MATERIAL SUPPLIED.
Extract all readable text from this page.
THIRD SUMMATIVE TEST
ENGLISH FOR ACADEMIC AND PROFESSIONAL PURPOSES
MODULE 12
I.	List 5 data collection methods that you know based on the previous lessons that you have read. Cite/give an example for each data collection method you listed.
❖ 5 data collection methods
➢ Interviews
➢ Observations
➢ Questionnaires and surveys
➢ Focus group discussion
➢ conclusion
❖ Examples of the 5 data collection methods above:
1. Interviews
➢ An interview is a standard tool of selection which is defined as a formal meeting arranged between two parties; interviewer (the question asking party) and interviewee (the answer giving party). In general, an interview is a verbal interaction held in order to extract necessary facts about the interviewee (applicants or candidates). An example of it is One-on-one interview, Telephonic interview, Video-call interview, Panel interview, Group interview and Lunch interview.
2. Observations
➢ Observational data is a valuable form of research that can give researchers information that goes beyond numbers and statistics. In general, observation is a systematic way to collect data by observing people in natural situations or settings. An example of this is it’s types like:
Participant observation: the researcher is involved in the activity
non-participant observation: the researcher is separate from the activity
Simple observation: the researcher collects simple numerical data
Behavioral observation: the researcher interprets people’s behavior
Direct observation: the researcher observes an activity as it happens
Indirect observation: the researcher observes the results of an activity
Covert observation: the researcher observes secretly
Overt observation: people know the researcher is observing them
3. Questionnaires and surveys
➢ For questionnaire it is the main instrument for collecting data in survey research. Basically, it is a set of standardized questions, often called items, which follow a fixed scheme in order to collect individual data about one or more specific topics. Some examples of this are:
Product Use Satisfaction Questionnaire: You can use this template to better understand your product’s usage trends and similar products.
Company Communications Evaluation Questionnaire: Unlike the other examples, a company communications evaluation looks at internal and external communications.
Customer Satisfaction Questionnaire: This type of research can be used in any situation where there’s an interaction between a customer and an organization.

THE PROBLEM. Your answer should be a single number: the count of lines in the material above that contain "people".

EXERCISE RESULT. 3